* [EXERCISE GOAL]:
Give back each record precisely, pictures excluded.

* [GIVEN INFORMATION]:
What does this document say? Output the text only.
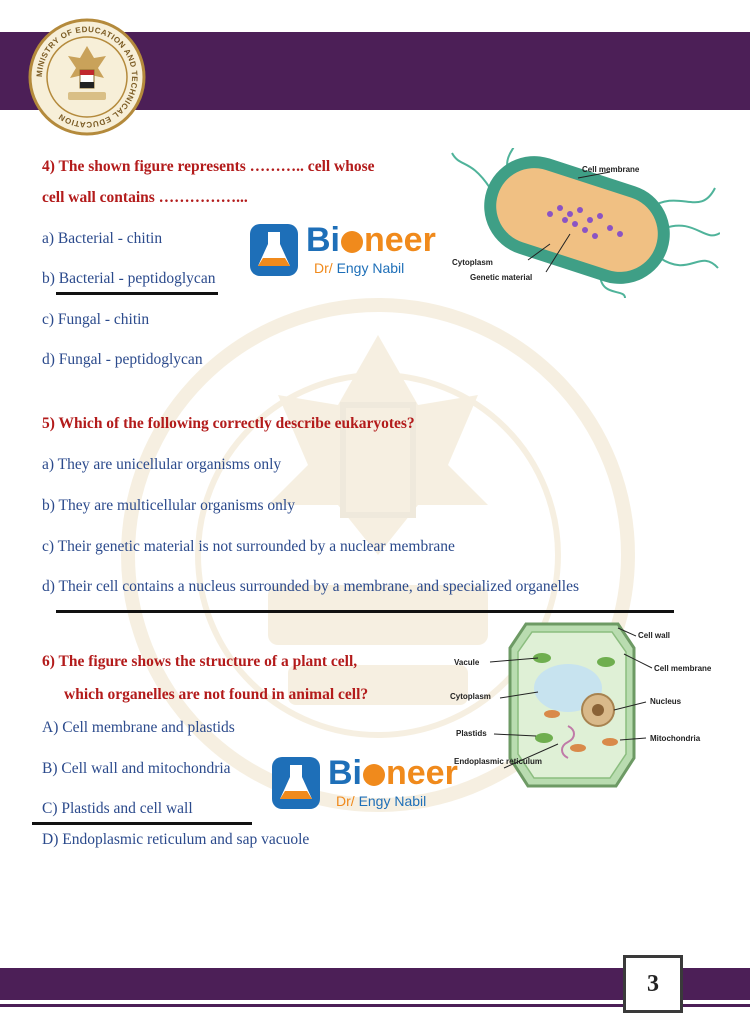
MINISTRY OF EDUCATION AND TECHNICAL EDUCATION

4) The shown figure represents ……….. cell whose

cell wall contains ……………...

a) Bacterial - chitin

b) Bacterial - peptidoglycan

c) Fungal - chitin

d) Fungal - peptidoglycan

Cell membrane
Cytoplasm
Genetic material
Bi neer
Dr/ Engy Nabil

5) Which of the following correctly describe eukaryotes?

a) They are unicellular organisms only

b) They are multicellular organisms only

c) Their genetic material is not surrounded by a nuclear membrane

d) Their cell contains a nucleus surrounded by a membrane, and specialized organelles

6) The figure shows the structure of a plant cell,

which organelles are not found in animal cell?

A) Cell membrane and plastids

B) Cell wall and mitochondria

C) Plastids and cell wall

D) Endoplasmic reticulum and sap vacuole

Cell wall
Vacule
Cell membrane
Cytoplasm
Nucleus
Plastids
Mitochondria
Endoplasmic reticulum
Bi neer
Dr/ Engy Nabil
3
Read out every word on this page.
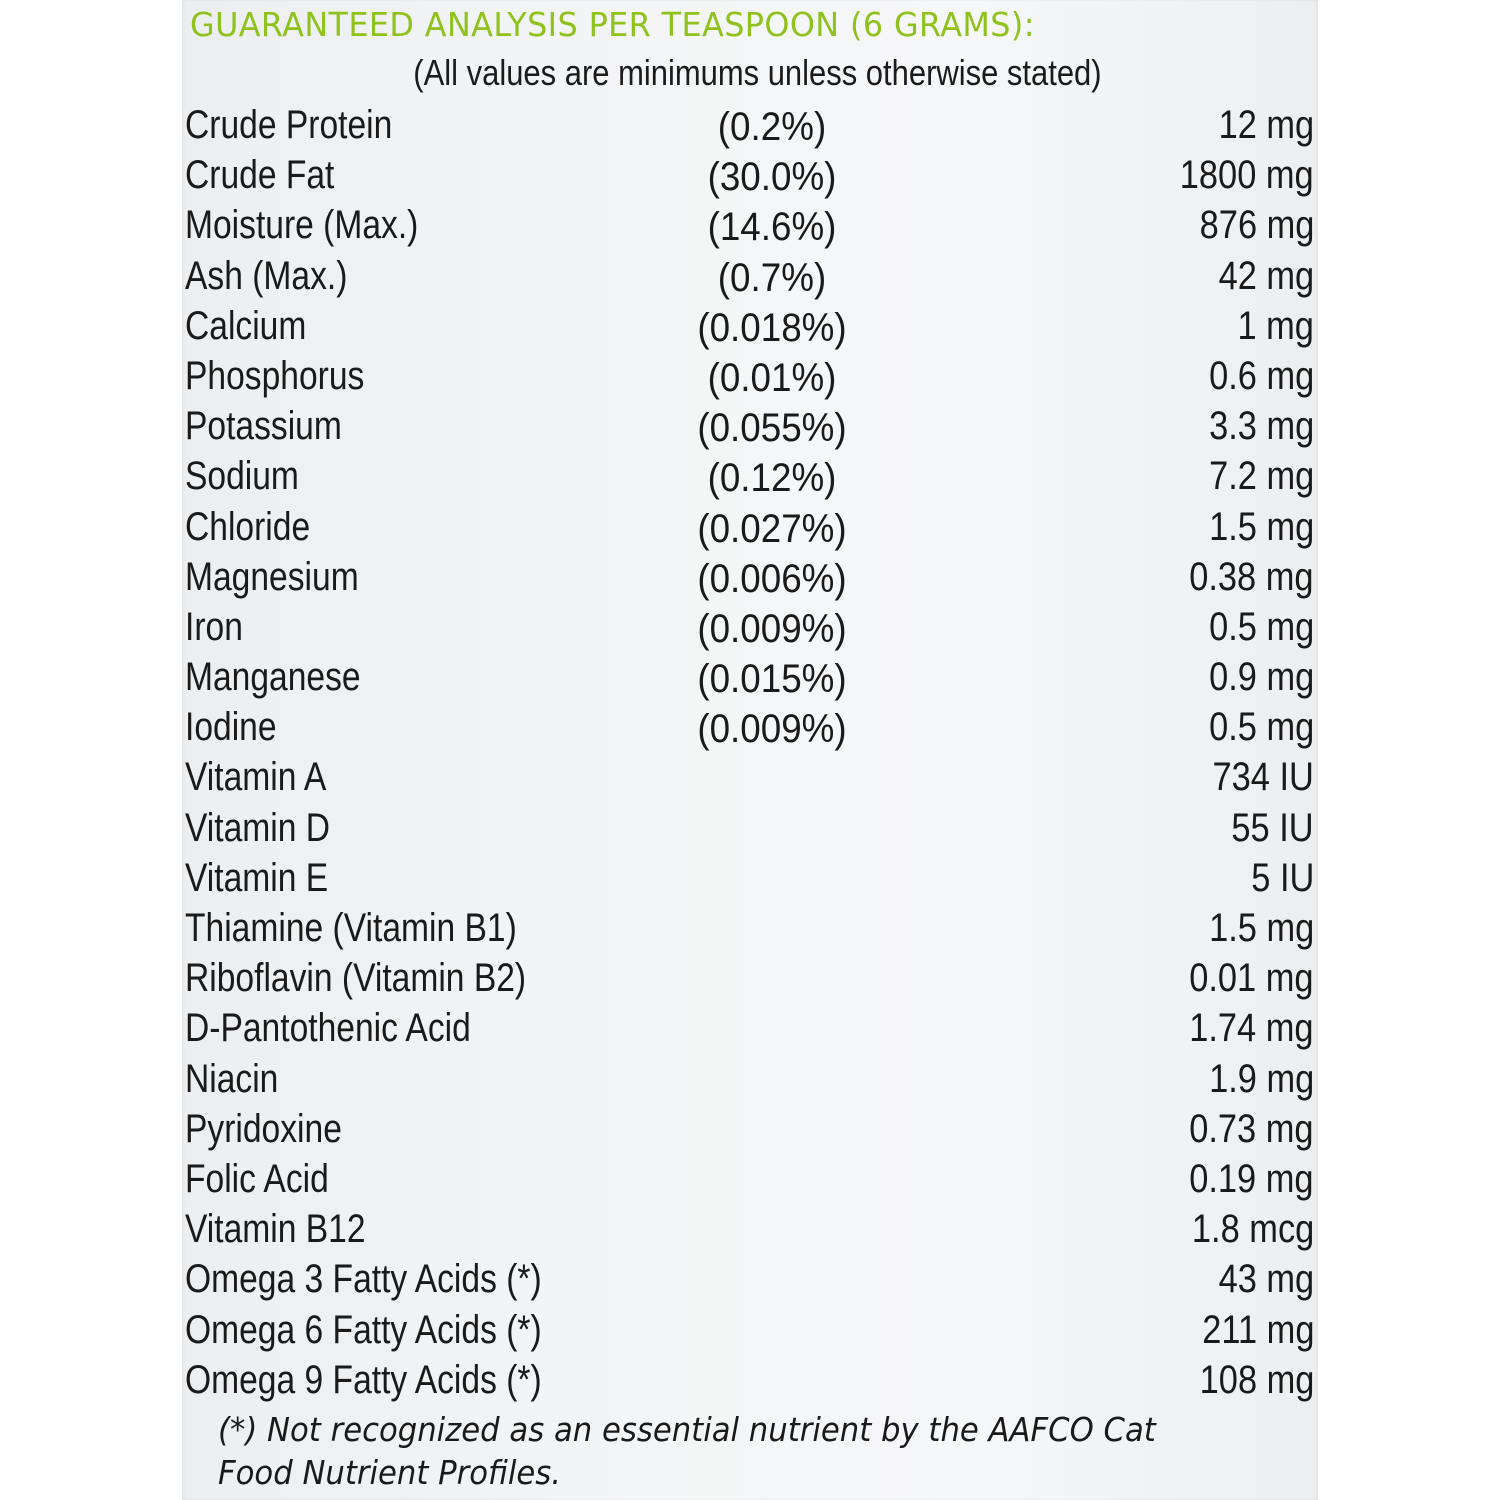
GUARANTEED ANALYSIS PER TEASPOON (6 GRAMS):
(All values are minimums unless otherwise stated)
Crude Protein	(0.2%)	12 mg
Crude Fat	(30.0%)	1800 mg
Moisture (Max.)	(14.6%)	876 mg
Ash (Max.)	(0.7%)	42 mg
Calcium	(0.018%)	1 mg
Phosphorus	(0.01%)	0.6 mg
Potassium	(0.055%)	3.3 mg
Sodium	(0.12%)	7.2 mg
Chloride	(0.027%)	1.5 mg
Magnesium	(0.006%)	0.38 mg
Iron	(0.009%)	0.5 mg
Manganese	(0.015%)	0.9 mg
Iodine	(0.009%)	0.5 mg
Vitamin A	734 IU
Vitamin D	55 IU
Vitamin E	5 IU
Thiamine (Vitamin B1)	1.5 mg
Riboflavin (Vitamin B2)	0.01 mg
D-Pantothenic Acid	1.74 mg
Niacin	1.9 mg
Pyridoxine	0.73 mg
Folic Acid	0.19 mg
Vitamin B12	1.8 mcg
Omega 3 Fatty Acids (*)	43 mg
Omega 6 Fatty Acids (*)	211 mg
Omega 9 Fatty Acids (*)	108 mg
(*) Not recognized as an essential nutrient by the AAFCO Cat
Food Nutrient Profiles.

* [EXERCISE RESULT]:
What does this document say? Output the text only.
MINISTRY OF EDUCATION AND TECHNICAL EDUCATION

4) The shown figure represents ……….. cell whose

cell wall contains ……………...

a) Bacterial - chitin

b) Bacterial - peptidoglycan

c) Fungal - chitin

d) Fungal - peptidoglycan

Cell membrane
Cytoplasm
Genetic material
Bi neer
Dr/ Engy Nabil

5) Which of the following correctly describe eukaryotes?

a) They are unicellular organisms only

b) They are multicellular organisms only

c) Their genetic material is not surrounded by a nuclear membrane

d) Their cell contains a nucleus surrounded by a membrane, and specialized organelles

6) The figure shows the structure of a plant cell,

which organelles are not found in animal cell?

A) Cell membrane and plastids

B) Cell wall and mitochondria

C) Plastids and cell wall

D) Endoplasmic reticulum and sap vacuole

Cell wall
Vacule
Cell membrane
Cytoplasm
Nucleus
Plastids
Mitochondria
Endoplasmic reticulum
Bi neer
Dr/ Engy Nabil
3
Read out every word on this page.
GUARANTEED ANALYSIS PER TEASPOON (6 GRAMS):
(All values are minimums unless otherwise stated)
Crude Protein	(0.2%)	12 mg
Crude Fat	(30.0%)	1800 mg
Moisture (Max.)	(14.6%)	876 mg
Ash (Max.)	(0.7%)	42 mg
Calcium	(0.018%)	1 mg
Phosphorus	(0.01%)	0.6 mg
Potassium	(0.055%)	3.3 mg
Sodium	(0.12%)	7.2 mg
Chloride	(0.027%)	1.5 mg
Magnesium	(0.006%)	0.38 mg
Iron	(0.009%)	0.5 mg
Manganese	(0.015%)	0.9 mg
Iodine	(0.009%)	0.5 mg
Vitamin A	734 IU
Vitamin D	55 IU
Vitamin E	5 IU
Thiamine (Vitamin B1)	1.5 mg
Riboflavin (Vitamin B2)	0.01 mg
D-Pantothenic Acid	1.74 mg
Niacin	1.9 mg
Pyridoxine	0.73 mg
Folic Acid	0.19 mg
Vitamin B12	1.8 mcg
Omega 3 Fatty Acids (*)	43 mg
Omega 6 Fatty Acids (*)	211 mg
Omega 9 Fatty Acids (*)	108 mg
(*) Not recognized as an essential nutrient by the AAFCO Cat
Food Nutrient Profiles.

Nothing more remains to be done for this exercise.